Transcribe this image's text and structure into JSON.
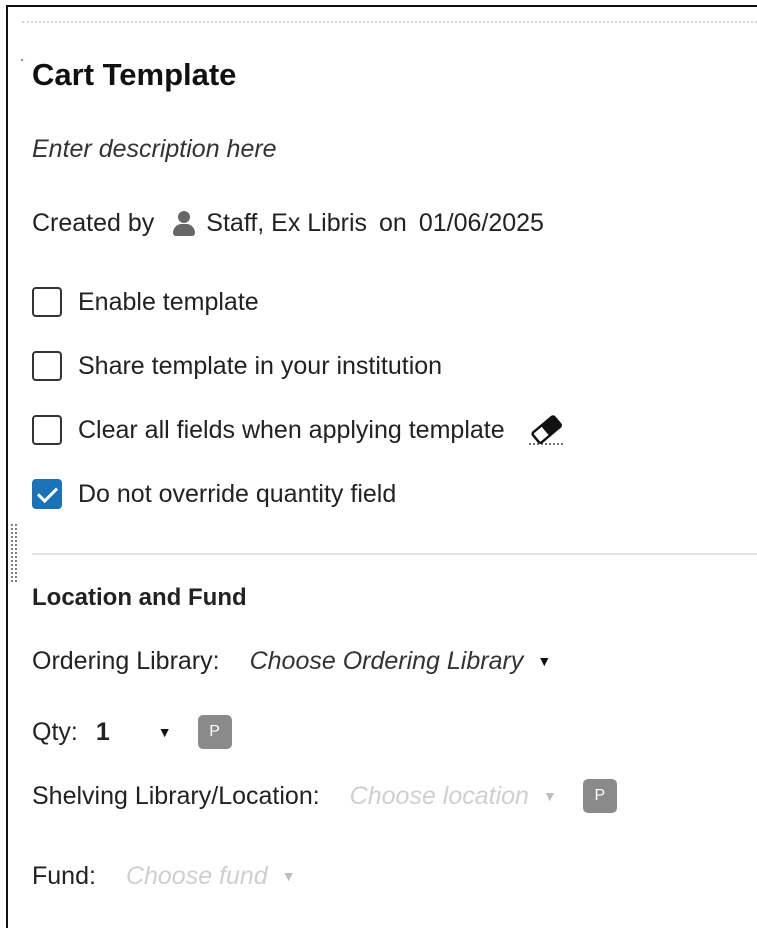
{
  "title": "Cart Template",
  "description_placeholder": "Enter description here",
  "created": {
    "prefix": "Created by",
    "user": "Staff, Ex Libris",
    "on": "on",
    "date": "01/06/2025",
    "icon": "person-icon"
  },
  "options": [
    {
      "label": "Enable template",
      "checked": false
    },
    {
      "label": "Share template in your institution",
      "checked": false
    },
    {
      "label": "Clear all fields when applying template",
      "checked": false,
      "icon": "eraser-icon"
    },
    {
      "label": "Do not override quantity field",
      "checked": true
    }
  ],
  "section_title": "Location and Fund",
  "ordering_library": {
    "label": "Ordering Library:",
    "placeholder": "Choose Ordering Library"
  },
  "qty": {
    "label": "Qty:",
    "value": "1",
    "badge": "P"
  },
  "shelving": {
    "label": "Shelving Library/Location:",
    "placeholder": "Choose location",
    "badge": "P"
  },
  "fund": {
    "label": "Fund:",
    "placeholder": "Choose fund"
  },
  "colors": {
    "checkbox_checked": "#1a73b8",
    "badge": "#8a8a8a",
    "placeholder_disabled": "#cfcfcf"
  }
}
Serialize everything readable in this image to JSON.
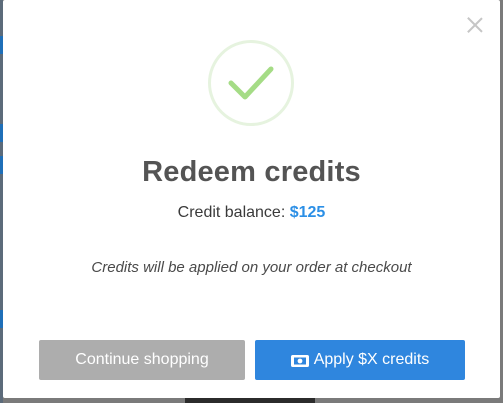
{
  "modal": {
    "title": "Redeem credits",
    "balance_label": "Credit balance:",
    "balance_amount": "$125",
    "note": "Credits will be applied on your order at checkout",
    "secondary_button": "Continue shopping",
    "primary_button": "Apply $X credits",
    "icons": {
      "close": "close-icon",
      "success": "checkmark-icon",
      "primary_button_icon": "money-icon"
    }
  },
  "colors": {
    "accent": "#2f86de",
    "amount": "#2b8fe6",
    "secondary_button": "#adadad",
    "check": "#a5dc86",
    "title": "#545454"
  }
}
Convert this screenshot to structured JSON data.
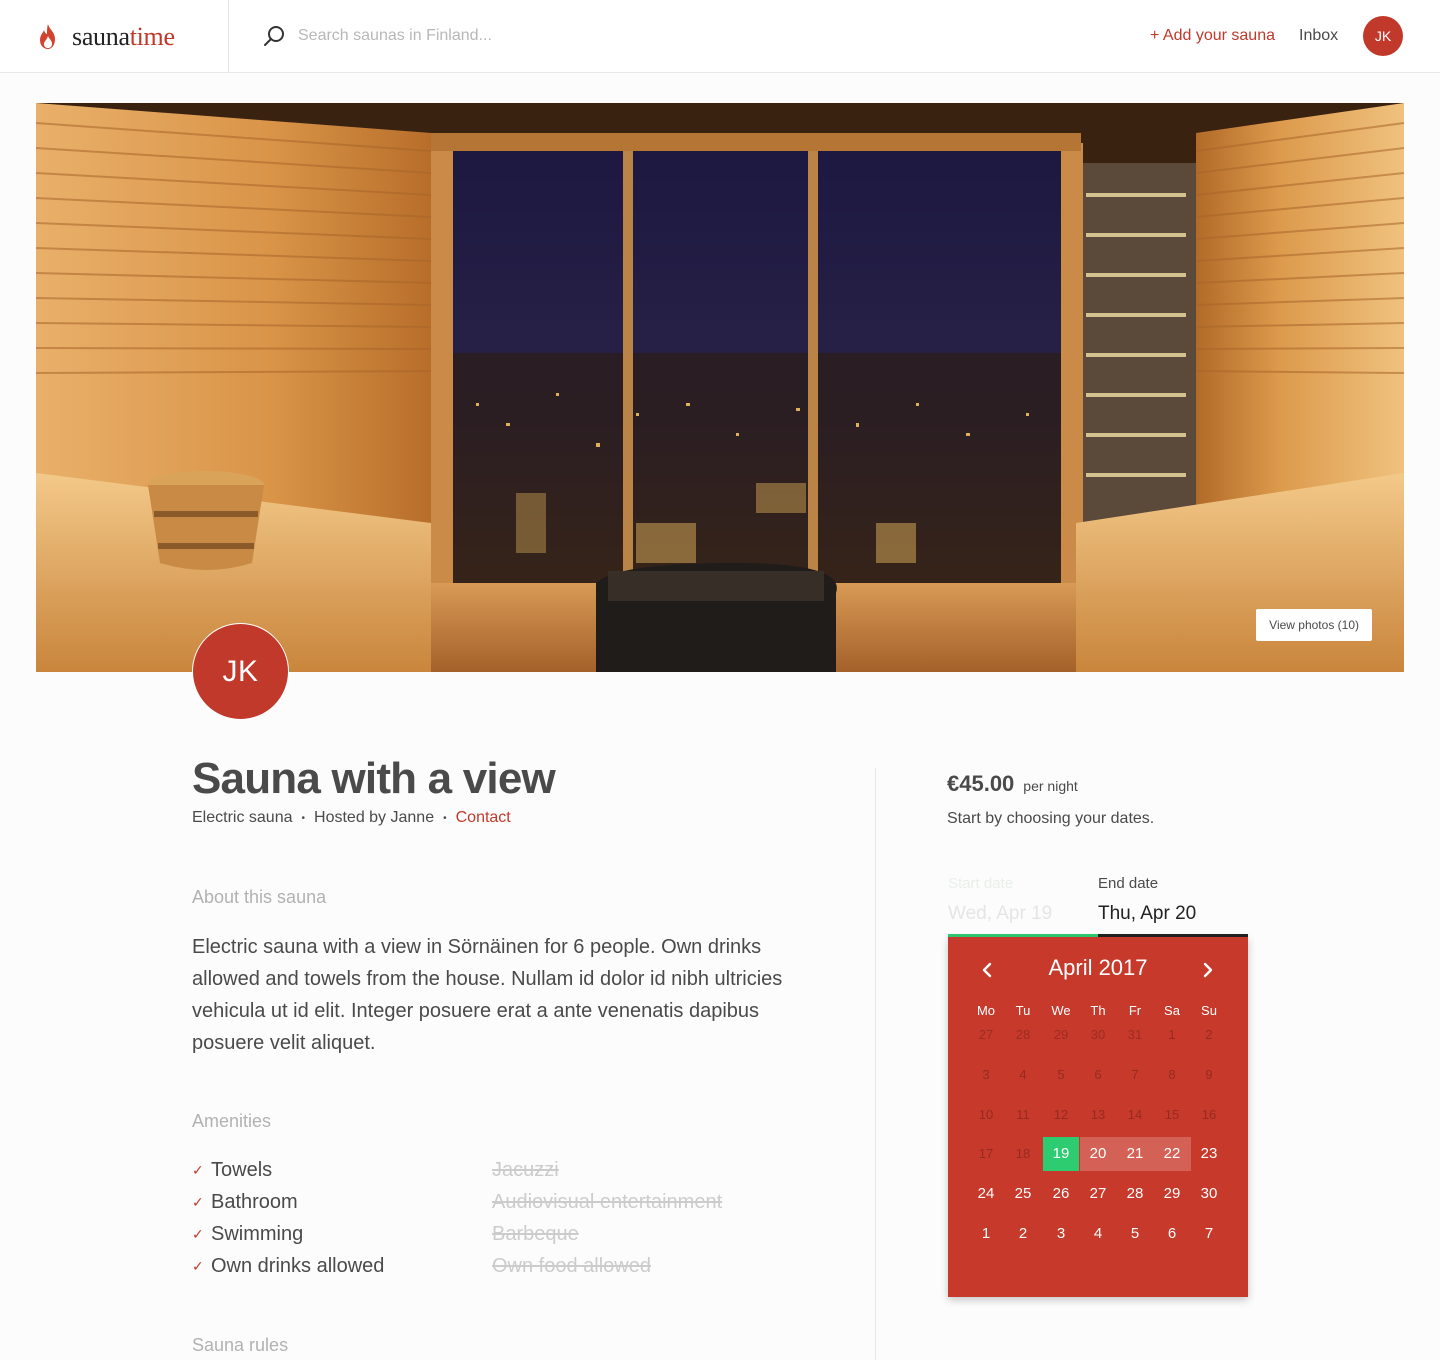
..........
# TASK
Extract, exactly as written, the span of lines from the one holding "Serialize everything readable" through the last line, inclusive. Skip any picture.

# RESULT FOR THIS EXERCISE
Serialize everything readable in this image to JSON.
{
  "modal": {
    "title": "Redeem credits",
    "balance_label": "Credit balance:",
    "balance_amount": "$125",
    "note": "Credits will be applied on your order at checkout",
    "secondary_button": "Continue shopping",
    "primary_button": "Apply $X credits",
    "icons": {
      "close": "close-icon",
      "success": "checkmark-icon",
      "primary_button_icon": "money-icon"
    }
  },
  "colors": {
    "accent": "#2f86de",
    "amount": "#2b8fe6",
    "secondary_button": "#adadad",
    "check": "#a5dc86",
    "title": "#545454"
  }
}
Convert this screenshot to structured JSON data.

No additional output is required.